### WHAT YOU NEED TO DO
Skip the pictures. Repeat everything else in the records word for word.

### GIVEN ENTRIES
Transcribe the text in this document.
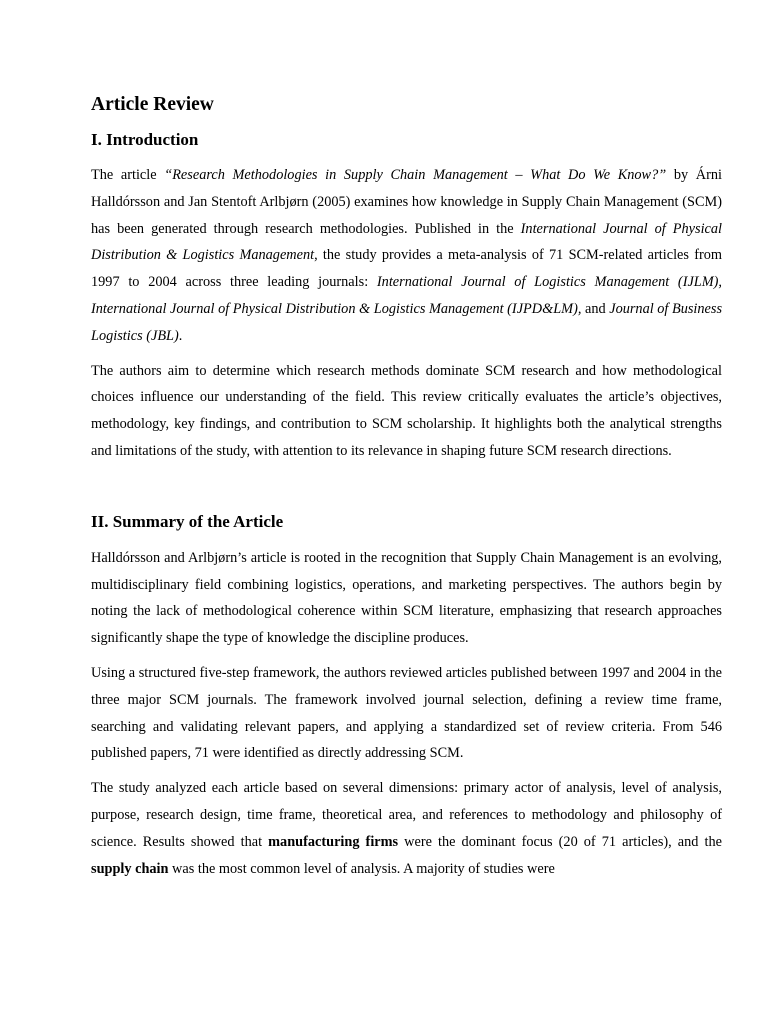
Article Review
I. Introduction

The article “Research Methodologies in Supply Chain Management – What Do We Know?” by Árni Halldórsson and Jan Stentoft Arlbjørn (2005) examines how knowledge in Supply Chain Management (SCM) has been generated through research methodologies. Published in the International Journal of Physical Distribution & Logistics Management, the study provides a meta-analysis of 71 SCM-related articles from 1997 to 2004 across three leading journals: International Journal of Logistics Management (IJLM), International Journal of Physical Distribution & Logistics Management (IJPD&LM), and Journal of Business Logistics (JBL).

The authors aim to determine which research methods dominate SCM research and how methodological choices influence our understanding of the field. This review critically evaluates the article’s objectives, methodology, key findings, and contribution to SCM scholarship. It highlights both the analytical strengths and limitations of the study, with attention to its relevance in shaping future SCM research directions.

II. Summary of the Article

Halldórsson and Arlbjørn’s article is rooted in the recognition that Supply Chain Management is an evolving, multidisciplinary field combining logistics, operations, and marketing perspectives. The authors begin by noting the lack of methodological coherence within SCM literature, emphasizing that research approaches significantly shape the type of knowledge the discipline produces.

Using a structured five-step framework, the authors reviewed articles published between 1997 and 2004 in the three major SCM journals. The framework involved journal selection, defining a review time frame, searching and validating relevant papers, and applying a standardized set of review criteria. From 546 published papers, 71 were identified as directly addressing SCM.

The study analyzed each article based on several dimensions: primary actor of analysis, level of analysis, purpose, research design, time frame, theoretical area, and references to methodology and philosophy of science. Results showed that manufacturing firms were the dominant focus (20 of 71 articles), and the supply chain was the most common level of analysis. A majority of studies were
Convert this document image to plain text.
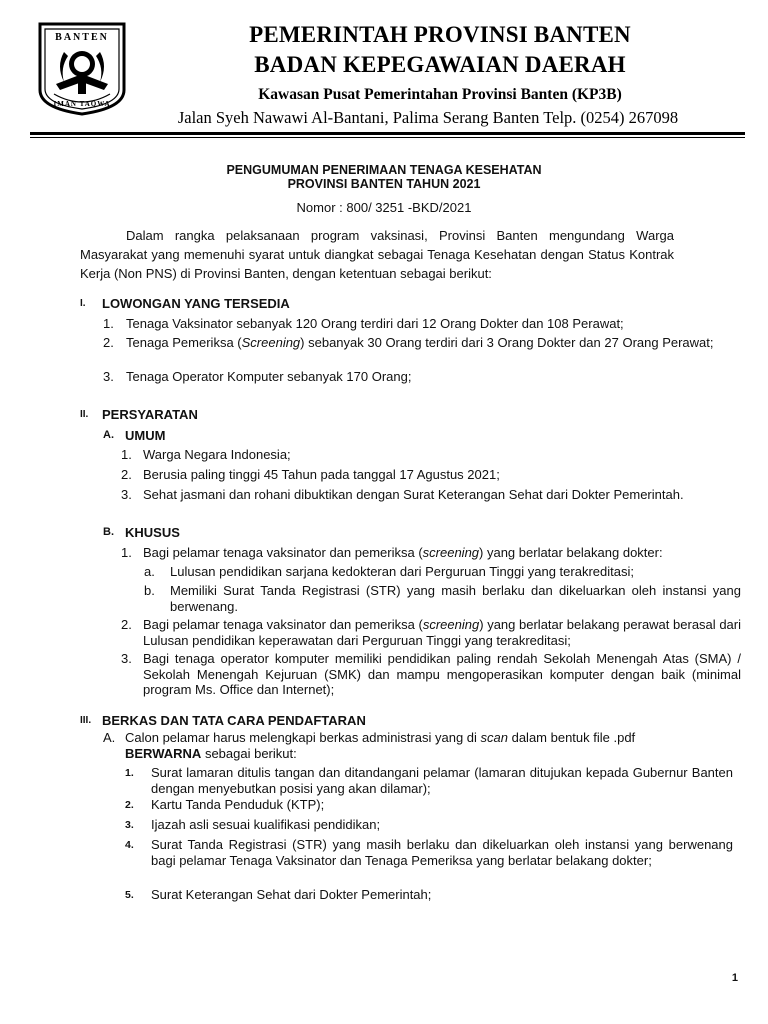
BANTEN
IMAN TAQWA
PEMERINTAH PROVINSI BANTEN
BADAN KEPEGAWAIAN DAERAH
Kawasan Pusat Pemerintahan Provinsi Banten (KP3B)
Jalan Syeh Nawawi Al-Bantani, Palima Serang Banten Telp. (0254) 267098
PENGUMUMAN PENERIMAAN TENAGA KESEHATAN
PROVINSI BANTEN TAHUN 2021
Nomor : 800/ 3251 -BKD/2021
Dalam rangka pelaksanaan program vaksinasi, Provinsi Banten mengundang Warga Masyarakat yang memenuhi syarat untuk diangkat sebagai Tenaga Kesehatan dengan Status Kontrak Kerja (Non PNS) di Provinsi Banten, dengan ketentuan sebagai berikut:
I. LOWONGAN YANG TERSEDIA
1. Tenaga Vaksinator sebanyak 120 Orang terdiri dari 12 Orang Dokter dan 108 Perawat;
2. Tenaga Pemeriksa (Screening) sebanyak 30 Orang terdiri dari 3 Orang Dokter dan 27 Orang Perawat;
3. Tenaga Operator Komputer sebanyak 170 Orang;
II. PERSYARATAN
A. UMUM
1. Warga Negara Indonesia;
2. Berusia paling tinggi 45 Tahun pada tanggal 17 Agustus 2021;
3. Sehat jasmani dan rohani dibuktikan dengan Surat Keterangan Sehat dari Dokter Pemerintah.
B. KHUSUS
1. Bagi pelamar tenaga vaksinator dan pemeriksa (screening) yang berlatar belakang dokter:
a. Lulusan pendidikan sarjana kedokteran dari Perguruan Tinggi yang terakreditasi;
b. Memiliki Surat Tanda Registrasi (STR) yang masih berlaku dan dikeluarkan oleh instansi yang berwenang.
2. Bagi pelamar tenaga vaksinator dan pemeriksa (screening) yang berlatar belakang perawat berasal dari Lulusan pendidikan keperawatan dari Perguruan Tinggi yang terakreditasi;
3. Bagi tenaga operator komputer memiliki pendidikan paling rendah Sekolah Menengah Atas (SMA) / Sekolah Menengah Kejuruan (SMK) dan mampu mengoperasikan komputer dengan baik (minimal program Ms. Office dan Internet);
III. BERKAS DAN TATA CARA PENDAFTARAN
A. Calon pelamar harus melengkapi berkas administrasi yang di scan dalam bentuk file .pdf BERWARNA sebagai berikut:
1. Surat lamaran ditulis tangan dan ditandangani pelamar (lamaran ditujukan kepada Gubernur Banten dengan menyebutkan posisi yang akan dilamar);
2. Kartu Tanda Penduduk (KTP);
3. Ijazah asli sesuai kualifikasi pendidikan;
4. Surat Tanda Registrasi (STR) yang masih berlaku dan dikeluarkan oleh instansi yang berwenang bagi pelamar Tenaga Vaksinator dan Tenaga Pemeriksa yang berlatar belakang dokter;
5. Surat Keterangan Sehat dari Dokter Pemerintah;
1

### COMPLETE ANSWER
Transcribe the text in this document.
Article Review
I. Introduction

The article “Research Methodologies in Supply Chain Management – What Do We Know?” by Árni Halldórsson and Jan Stentoft Arlbjørn (2005) examines how knowledge in Supply Chain Management (SCM) has been generated through research methodologies. Published in the International Journal of Physical Distribution & Logistics Management, the study provides a meta-analysis of 71 SCM-related articles from 1997 to 2004 across three leading journals: International Journal of Logistics Management (IJLM), International Journal of Physical Distribution & Logistics Management (IJPD&LM), and Journal of Business Logistics (JBL).

The authors aim to determine which research methods dominate SCM research and how methodological choices influence our understanding of the field. This review critically evaluates the article’s objectives, methodology, key findings, and contribution to SCM scholarship. It highlights both the analytical strengths and limitations of the study, with attention to its relevance in shaping future SCM research directions.

II. Summary of the Article

Halldórsson and Arlbjørn’s article is rooted in the recognition that Supply Chain Management is an evolving, multidisciplinary field combining logistics, operations, and marketing perspectives. The authors begin by noting the lack of methodological coherence within SCM literature, emphasizing that research approaches significantly shape the type of knowledge the discipline produces.

Using a structured five-step framework, the authors reviewed articles published between 1997 and 2004 in the three major SCM journals. The framework involved journal selection, defining a review time frame, searching and validating relevant papers, and applying a standardized set of review criteria. From 546 published papers, 71 were identified as directly addressing SCM.

The study analyzed each article based on several dimensions: primary actor of analysis, level of analysis, purpose, research design, time frame, theoretical area, and references to methodology and philosophy of science. Results showed that manufacturing firms were the dominant focus (20 of 71 articles), and the supply chain was the most common level of analysis. A majority of studies were
Convert this document image to plain text.
BANTEN
IMAN TAQWA
PEMERINTAH PROVINSI BANTEN
BADAN KEPEGAWAIAN DAERAH
Kawasan Pusat Pemerintahan Provinsi Banten (KP3B)
Jalan Syeh Nawawi Al-Bantani, Palima Serang Banten Telp. (0254) 267098
PENGUMUMAN PENERIMAAN TENAGA KESEHATAN
PROVINSI BANTEN TAHUN 2021
Nomor : 800/ 3251 -BKD/2021
Dalam rangka pelaksanaan program vaksinasi, Provinsi Banten mengundang Warga Masyarakat yang memenuhi syarat untuk diangkat sebagai Tenaga Kesehatan dengan Status Kontrak Kerja (Non PNS) di Provinsi Banten, dengan ketentuan sebagai berikut:
I. LOWONGAN YANG TERSEDIA
1. Tenaga Vaksinator sebanyak 120 Orang terdiri dari 12 Orang Dokter dan 108 Perawat;
2. Tenaga Pemeriksa (Screening) sebanyak 30 Orang terdiri dari 3 Orang Dokter dan 27 Orang Perawat;
3. Tenaga Operator Komputer sebanyak 170 Orang;
II. PERSYARATAN
A. UMUM
1. Warga Negara Indonesia;
2. Berusia paling tinggi 45 Tahun pada tanggal 17 Agustus 2021;
3. Sehat jasmani dan rohani dibuktikan dengan Surat Keterangan Sehat dari Dokter Pemerintah.
B. KHUSUS
1. Bagi pelamar tenaga vaksinator dan pemeriksa (screening) yang berlatar belakang dokter:
a. Lulusan pendidikan sarjana kedokteran dari Perguruan Tinggi yang terakreditasi;
b. Memiliki Surat Tanda Registrasi (STR) yang masih berlaku dan dikeluarkan oleh instansi yang berwenang.
2. Bagi pelamar tenaga vaksinator dan pemeriksa (screening) yang berlatar belakang perawat berasal dari Lulusan pendidikan keperawatan dari Perguruan Tinggi yang terakreditasi;
3. Bagi tenaga operator komputer memiliki pendidikan paling rendah Sekolah Menengah Atas (SMA) / Sekolah Menengah Kejuruan (SMK) dan mampu mengoperasikan komputer dengan baik (minimal program Ms. Office dan Internet);
III. BERKAS DAN TATA CARA PENDAFTARAN
A. Calon pelamar harus melengkapi berkas administrasi yang di scan dalam bentuk file .pdf BERWARNA sebagai berikut:
1. Surat lamaran ditulis tangan dan ditandangani pelamar (lamaran ditujukan kepada Gubernur Banten dengan menyebutkan posisi yang akan dilamar);
2. Kartu Tanda Penduduk (KTP);
3. Ijazah asli sesuai kualifikasi pendidikan;
4. Surat Tanda Registrasi (STR) yang masih berlaku dan dikeluarkan oleh instansi yang berwenang bagi pelamar Tenaga Vaksinator dan Tenaga Pemeriksa yang berlatar belakang dokter;
5. Surat Keterangan Sehat dari Dokter Pemerintah;
1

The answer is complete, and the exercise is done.